= WHAT THE TASK ASKS =
In full and without deviation, write out the entries that follow.

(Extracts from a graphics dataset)
━━━━

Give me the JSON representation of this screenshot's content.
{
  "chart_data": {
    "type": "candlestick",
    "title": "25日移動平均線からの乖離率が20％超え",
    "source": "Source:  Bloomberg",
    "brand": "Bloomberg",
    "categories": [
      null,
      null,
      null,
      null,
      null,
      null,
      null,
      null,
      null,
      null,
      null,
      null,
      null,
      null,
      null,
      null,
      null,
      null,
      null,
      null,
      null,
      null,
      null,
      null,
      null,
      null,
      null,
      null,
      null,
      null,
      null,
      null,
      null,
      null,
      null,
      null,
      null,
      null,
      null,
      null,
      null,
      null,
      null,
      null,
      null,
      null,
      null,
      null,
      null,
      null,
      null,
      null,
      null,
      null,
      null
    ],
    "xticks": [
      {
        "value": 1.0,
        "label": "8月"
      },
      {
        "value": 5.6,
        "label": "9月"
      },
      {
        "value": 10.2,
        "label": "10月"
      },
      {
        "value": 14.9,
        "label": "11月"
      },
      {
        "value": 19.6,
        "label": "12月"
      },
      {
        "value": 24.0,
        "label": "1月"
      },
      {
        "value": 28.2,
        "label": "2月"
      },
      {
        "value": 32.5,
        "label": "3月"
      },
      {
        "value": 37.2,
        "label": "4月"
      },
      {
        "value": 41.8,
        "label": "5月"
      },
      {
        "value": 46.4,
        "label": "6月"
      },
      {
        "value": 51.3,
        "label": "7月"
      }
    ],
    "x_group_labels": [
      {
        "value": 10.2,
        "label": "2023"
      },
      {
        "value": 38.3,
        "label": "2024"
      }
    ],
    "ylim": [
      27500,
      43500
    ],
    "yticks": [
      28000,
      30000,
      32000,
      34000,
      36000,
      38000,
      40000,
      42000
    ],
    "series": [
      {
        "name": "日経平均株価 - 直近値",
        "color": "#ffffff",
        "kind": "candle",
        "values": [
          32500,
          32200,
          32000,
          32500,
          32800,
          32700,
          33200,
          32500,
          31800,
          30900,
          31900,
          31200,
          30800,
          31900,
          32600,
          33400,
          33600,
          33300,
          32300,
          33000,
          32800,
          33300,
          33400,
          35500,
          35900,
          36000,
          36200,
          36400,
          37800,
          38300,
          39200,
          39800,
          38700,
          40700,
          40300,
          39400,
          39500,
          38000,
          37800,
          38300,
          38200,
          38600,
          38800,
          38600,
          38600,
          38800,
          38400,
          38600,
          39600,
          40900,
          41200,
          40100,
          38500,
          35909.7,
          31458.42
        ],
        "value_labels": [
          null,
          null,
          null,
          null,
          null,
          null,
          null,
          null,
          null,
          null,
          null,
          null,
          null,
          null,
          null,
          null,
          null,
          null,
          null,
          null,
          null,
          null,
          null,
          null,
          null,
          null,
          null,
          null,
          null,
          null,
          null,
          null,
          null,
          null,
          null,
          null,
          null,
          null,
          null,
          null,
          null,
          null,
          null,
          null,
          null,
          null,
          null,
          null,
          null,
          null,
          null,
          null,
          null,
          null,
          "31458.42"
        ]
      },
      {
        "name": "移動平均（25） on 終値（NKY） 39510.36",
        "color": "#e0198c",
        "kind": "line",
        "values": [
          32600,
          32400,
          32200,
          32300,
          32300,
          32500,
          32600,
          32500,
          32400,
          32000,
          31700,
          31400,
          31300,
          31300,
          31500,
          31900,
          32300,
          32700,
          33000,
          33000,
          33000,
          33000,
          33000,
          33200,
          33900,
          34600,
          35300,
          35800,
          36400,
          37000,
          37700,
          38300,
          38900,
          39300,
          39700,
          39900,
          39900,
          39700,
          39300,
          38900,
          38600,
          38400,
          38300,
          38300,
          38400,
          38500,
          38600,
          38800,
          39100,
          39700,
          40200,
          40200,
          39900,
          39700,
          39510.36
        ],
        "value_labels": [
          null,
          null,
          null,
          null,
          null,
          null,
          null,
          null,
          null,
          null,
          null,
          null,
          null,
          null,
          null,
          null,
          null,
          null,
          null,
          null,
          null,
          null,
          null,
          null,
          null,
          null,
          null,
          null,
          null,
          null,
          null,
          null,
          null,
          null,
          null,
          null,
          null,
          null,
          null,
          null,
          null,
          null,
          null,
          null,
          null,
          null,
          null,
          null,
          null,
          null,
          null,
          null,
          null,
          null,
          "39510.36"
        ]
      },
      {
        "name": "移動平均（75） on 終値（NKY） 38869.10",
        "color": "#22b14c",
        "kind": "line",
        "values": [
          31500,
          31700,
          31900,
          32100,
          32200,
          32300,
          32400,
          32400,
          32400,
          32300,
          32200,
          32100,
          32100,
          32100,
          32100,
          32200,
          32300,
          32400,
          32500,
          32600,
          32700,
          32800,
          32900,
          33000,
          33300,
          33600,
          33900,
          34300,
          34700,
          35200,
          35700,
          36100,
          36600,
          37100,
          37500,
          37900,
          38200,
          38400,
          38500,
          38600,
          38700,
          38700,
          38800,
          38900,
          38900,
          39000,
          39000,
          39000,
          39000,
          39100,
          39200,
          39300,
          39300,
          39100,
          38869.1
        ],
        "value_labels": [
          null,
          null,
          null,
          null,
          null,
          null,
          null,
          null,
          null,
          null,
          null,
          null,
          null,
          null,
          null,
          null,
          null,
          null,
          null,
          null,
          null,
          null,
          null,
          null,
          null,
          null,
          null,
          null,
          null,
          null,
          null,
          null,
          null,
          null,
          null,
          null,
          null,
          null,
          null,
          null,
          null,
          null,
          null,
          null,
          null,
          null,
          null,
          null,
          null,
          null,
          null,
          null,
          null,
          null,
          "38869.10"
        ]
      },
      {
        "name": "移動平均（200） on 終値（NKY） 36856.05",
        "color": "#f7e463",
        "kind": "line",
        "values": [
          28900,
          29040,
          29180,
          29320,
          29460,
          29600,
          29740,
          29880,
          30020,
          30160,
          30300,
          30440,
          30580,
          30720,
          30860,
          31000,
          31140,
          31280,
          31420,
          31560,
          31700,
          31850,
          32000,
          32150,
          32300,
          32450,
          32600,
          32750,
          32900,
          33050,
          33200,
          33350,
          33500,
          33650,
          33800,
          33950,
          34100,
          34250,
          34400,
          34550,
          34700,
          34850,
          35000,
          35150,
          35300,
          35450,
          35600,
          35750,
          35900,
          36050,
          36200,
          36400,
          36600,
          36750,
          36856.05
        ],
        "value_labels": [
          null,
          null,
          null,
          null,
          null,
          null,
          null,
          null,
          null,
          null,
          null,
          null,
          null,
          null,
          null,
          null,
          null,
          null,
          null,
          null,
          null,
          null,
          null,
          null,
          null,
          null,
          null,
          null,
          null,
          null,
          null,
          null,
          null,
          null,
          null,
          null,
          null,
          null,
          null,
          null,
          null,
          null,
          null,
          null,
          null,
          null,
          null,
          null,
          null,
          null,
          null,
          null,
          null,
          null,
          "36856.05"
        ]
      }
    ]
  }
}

━━━━

= RESPONSE =
Give me the JSON representation of this screenshot's content.
{
  "chart_data": {
    "type": "candlestick",
    "title": "25日移動平均線からの乖離率が20％超え",
    "source": "Source:  Bloomberg",
    "brand": "Bloomberg",
    "categories": [
      null,
      null,
      null,
      null,
      null,
      null,
      null,
      null,
      null,
      null,
      null,
      null,
      null,
      null,
      null,
      null,
      null,
      null,
      null,
      null,
      null,
      null,
      null,
      null,
      null,
      null,
      null,
      null,
      null,
      null,
      null,
      null,
      null,
      null,
      null,
      null,
      null,
      null,
      null,
      null,
      null,
      null,
      null,
      null,
      null,
      null,
      null,
      null,
      null,
      null,
      null,
      null,
      null,
      null,
      null
    ],
    "xticks": [
      {
        "value": 1.0,
        "label": "8月"
      },
      {
        "value": 5.6,
        "label": "9月"
      },
      {
        "value": 10.2,
        "label": "10月"
      },
      {
        "value": 14.9,
        "label": "11月"
      },
      {
        "value": 19.6,
        "label": "12月"
      },
      {
        "value": 24.0,
        "label": "1月"
      },
      {
        "value": 28.2,
        "label": "2月"
      },
      {
        "value": 32.5,
        "label": "3月"
      },
      {
        "value": 37.2,
        "label": "4月"
      },
      {
        "value": 41.8,
        "label": "5月"
      },
      {
        "value": 46.4,
        "label": "6月"
      },
      {
        "value": 51.3,
        "label": "7月"
      }
    ],
    "x_group_labels": [
      {
        "value": 10.2,
        "label": "2023"
      },
      {
        "value": 38.3,
        "label": "2024"
      }
    ],
    "ylim": [
      27500,
      43500
    ],
    "yticks": [
      28000,
      30000,
      32000,
      34000,
      36000,
      38000,
      40000,
      42000
    ],
    "series": [
      {
        "name": "日経平均株価 - 直近値",
        "color": "#ffffff",
        "kind": "candle",
        "values": [
          32500,
          32200,
          32000,
          32500,
          32800,
          32700,
          33200,
          32500,
          31800,
          30900,
          31900,
          31200,
          30800,
          31900,
          32600,
          33400,
          33600,
          33300,
          32300,
          33000,
          32800,
          33300,
          33400,
          35500,
          35900,
          36000,
          36200,
          36400,
          37800,
          38300,
          39200,
          39800,
          38700,
          40700,
          40300,
          39400,
          39500,
          38000,
          37800,
          38300,
          38200,
          38600,
          38800,
          38600,
          38600,
          38800,
          38400,
          38600,
          39600,
          40900,
          41200,
          40100,
          38500,
          35909.7,
          31458.42
        ],
        "value_labels": [
          null,
          null,
          null,
          null,
          null,
          null,
          null,
          null,
          null,
          null,
          null,
          null,
          null,
          null,
          null,
          null,
          null,
          null,
          null,
          null,
          null,
          null,
          null,
          null,
          null,
          null,
          null,
          null,
          null,
          null,
          null,
          null,
          null,
          null,
          null,
          null,
          null,
          null,
          null,
          null,
          null,
          null,
          null,
          null,
          null,
          null,
          null,
          null,
          null,
          null,
          null,
          null,
          null,
          null,
          "31458.42"
        ]
      },
      {
        "name": "移動平均（25） on 終値（NKY） 39510.36",
        "color": "#e0198c",
        "kind": "line",
        "values": [
          32600,
          32400,
          32200,
          32300,
          32300,
          32500,
          32600,
          32500,
          32400,
          32000,
          31700,
          31400,
          31300,
          31300,
          31500,
          31900,
          32300,
          32700,
          33000,
          33000,
          33000,
          33000,
          33000,
          33200,
          33900,
          34600,
          35300,
          35800,
          36400,
          37000,
          37700,
          38300,
          38900,
          39300,
          39700,
          39900,
          39900,
          39700,
          39300,
          38900,
          38600,
          38400,
          38300,
          38300,
          38400,
          38500,
          38600,
          38800,
          39100,
          39700,
          40200,
          40200,
          39900,
          39700,
          39510.36
        ],
        "value_labels": [
          null,
          null,
          null,
          null,
          null,
          null,
          null,
          null,
          null,
          null,
          null,
          null,
          null,
          null,
          null,
          null,
          null,
          null,
          null,
          null,
          null,
          null,
          null,
          null,
          null,
          null,
          null,
          null,
          null,
          null,
          null,
          null,
          null,
          null,
          null,
          null,
          null,
          null,
          null,
          null,
          null,
          null,
          null,
          null,
          null,
          null,
          null,
          null,
          null,
          null,
          null,
          null,
          null,
          null,
          "39510.36"
        ]
      },
      {
        "name": "移動平均（75） on 終値（NKY） 38869.10",
        "color": "#22b14c",
        "kind": "line",
        "values": [
          31500,
          31700,
          31900,
          32100,
          32200,
          32300,
          32400,
          32400,
          32400,
          32300,
          32200,
          32100,
          32100,
          32100,
          32100,
          32200,
          32300,
          32400,
          32500,
          32600,
          32700,
          32800,
          32900,
          33000,
          33300,
          33600,
          33900,
          34300,
          34700,
          35200,
          35700,
          36100,
          36600,
          37100,
          37500,
          37900,
          38200,
          38400,
          38500,
          38600,
          38700,
          38700,
          38800,
          38900,
          38900,
          39000,
          39000,
          39000,
          39000,
          39100,
          39200,
          39300,
          39300,
          39100,
          38869.1
        ],
        "value_labels": [
          null,
          null,
          null,
          null,
          null,
          null,
          null,
          null,
          null,
          null,
          null,
          null,
          null,
          null,
          null,
          null,
          null,
          null,
          null,
          null,
          null,
          null,
          null,
          null,
          null,
          null,
          null,
          null,
          null,
          null,
          null,
          null,
          null,
          null,
          null,
          null,
          null,
          null,
          null,
          null,
          null,
          null,
          null,
          null,
          null,
          null,
          null,
          null,
          null,
          null,
          null,
          null,
          null,
          null,
          "38869.10"
        ]
      },
      {
        "name": "移動平均（200） on 終値（NKY） 36856.05",
        "color": "#f7e463",
        "kind": "line",
        "values": [
          28900,
          29040,
          29180,
          29320,
          29460,
          29600,
          29740,
          29880,
          30020,
          30160,
          30300,
          30440,
          30580,
          30720,
          30860,
          31000,
          31140,
          31280,
          31420,
          31560,
          31700,
          31850,
          32000,
          32150,
          32300,
          32450,
          32600,
          32750,
          32900,
          33050,
          33200,
          33350,
          33500,
          33650,
          33800,
          33950,
          34100,
          34250,
          34400,
          34550,
          34700,
          34850,
          35000,
          35150,
          35300,
          35450,
          35600,
          35750,
          35900,
          36050,
          36200,
          36400,
          36600,
          36750,
          36856.05
        ],
        "value_labels": [
          null,
          null,
          null,
          null,
          null,
          null,
          null,
          null,
          null,
          null,
          null,
          null,
          null,
          null,
          null,
          null,
          null,
          null,
          null,
          null,
          null,
          null,
          null,
          null,
          null,
          null,
          null,
          null,
          null,
          null,
          null,
          null,
          null,
          null,
          null,
          null,
          null,
          null,
          null,
          null,
          null,
          null,
          null,
          null,
          null,
          null,
          null,
          null,
          null,
          null,
          null,
          null,
          null,
          null,
          "36856.05"
        ]
      }
    ]
  }
}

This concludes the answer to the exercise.